### What to do
From the entries below, extract every line that includes the word "title".

### Given records
○ ○ ○ ○

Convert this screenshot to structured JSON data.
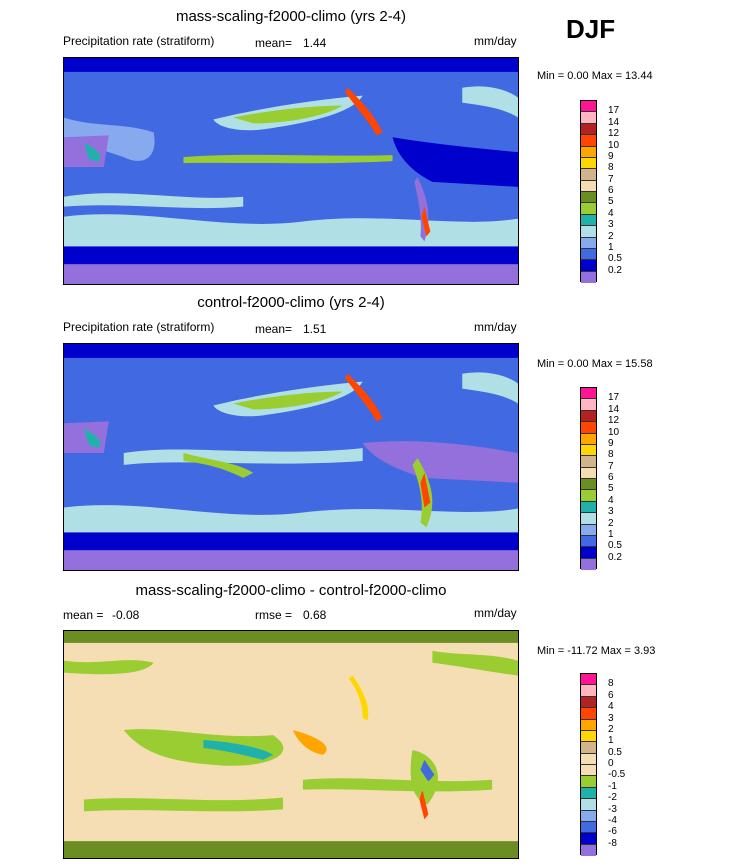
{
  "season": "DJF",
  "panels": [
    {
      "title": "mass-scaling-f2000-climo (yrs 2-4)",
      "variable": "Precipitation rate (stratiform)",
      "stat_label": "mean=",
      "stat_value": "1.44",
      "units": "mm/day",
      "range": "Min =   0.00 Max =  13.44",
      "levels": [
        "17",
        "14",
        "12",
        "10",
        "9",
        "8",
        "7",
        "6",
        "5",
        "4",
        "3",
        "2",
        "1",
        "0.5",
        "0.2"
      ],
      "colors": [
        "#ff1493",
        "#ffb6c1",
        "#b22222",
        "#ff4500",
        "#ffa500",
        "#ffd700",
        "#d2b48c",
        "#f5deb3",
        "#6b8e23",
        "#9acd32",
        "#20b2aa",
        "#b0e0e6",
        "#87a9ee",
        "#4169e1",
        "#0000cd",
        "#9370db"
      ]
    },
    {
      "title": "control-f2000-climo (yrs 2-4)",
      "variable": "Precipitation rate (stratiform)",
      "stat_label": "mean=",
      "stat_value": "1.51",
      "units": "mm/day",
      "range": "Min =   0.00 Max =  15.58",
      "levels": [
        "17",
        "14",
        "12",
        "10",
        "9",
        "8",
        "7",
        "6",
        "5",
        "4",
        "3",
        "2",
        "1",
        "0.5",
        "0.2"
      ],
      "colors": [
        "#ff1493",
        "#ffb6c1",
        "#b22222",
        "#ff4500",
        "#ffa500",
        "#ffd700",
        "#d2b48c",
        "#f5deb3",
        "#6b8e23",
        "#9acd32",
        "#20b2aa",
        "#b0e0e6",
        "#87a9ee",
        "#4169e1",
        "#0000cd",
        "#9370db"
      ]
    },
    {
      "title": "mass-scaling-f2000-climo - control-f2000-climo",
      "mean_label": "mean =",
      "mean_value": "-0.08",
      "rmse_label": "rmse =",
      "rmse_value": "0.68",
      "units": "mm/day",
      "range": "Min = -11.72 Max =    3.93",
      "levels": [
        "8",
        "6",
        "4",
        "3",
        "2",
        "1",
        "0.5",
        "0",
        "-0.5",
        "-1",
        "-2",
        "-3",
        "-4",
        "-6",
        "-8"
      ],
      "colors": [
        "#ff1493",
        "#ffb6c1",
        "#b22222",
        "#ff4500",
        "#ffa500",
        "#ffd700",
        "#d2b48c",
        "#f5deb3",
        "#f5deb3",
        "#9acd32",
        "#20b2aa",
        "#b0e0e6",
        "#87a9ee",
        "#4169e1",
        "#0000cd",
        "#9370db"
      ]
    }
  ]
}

○ ○ ○ ○

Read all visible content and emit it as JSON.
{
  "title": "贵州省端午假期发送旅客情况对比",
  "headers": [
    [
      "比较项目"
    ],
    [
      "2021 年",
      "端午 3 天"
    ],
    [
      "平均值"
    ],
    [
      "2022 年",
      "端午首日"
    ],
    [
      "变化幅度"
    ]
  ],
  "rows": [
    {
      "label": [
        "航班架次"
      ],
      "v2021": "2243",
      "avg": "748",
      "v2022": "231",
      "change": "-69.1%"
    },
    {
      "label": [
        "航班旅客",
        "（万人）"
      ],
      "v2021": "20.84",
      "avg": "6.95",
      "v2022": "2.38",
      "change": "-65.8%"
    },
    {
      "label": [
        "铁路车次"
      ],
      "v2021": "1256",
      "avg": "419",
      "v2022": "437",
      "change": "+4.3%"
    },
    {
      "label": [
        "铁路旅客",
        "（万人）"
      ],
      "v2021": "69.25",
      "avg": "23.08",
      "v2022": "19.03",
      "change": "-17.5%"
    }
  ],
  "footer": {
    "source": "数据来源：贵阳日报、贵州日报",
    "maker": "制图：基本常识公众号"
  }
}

○ ○ ○ ○

### Output below
      "title": "mass-scaling-f2000-climo (yrs 2-4)",
      "title": "control-f2000-climo (yrs 2-4)",
      "title": "mass-scaling-f2000-climo - control-f2000-climo",
  "title": "贵州省端午假期发送旅客情况对比",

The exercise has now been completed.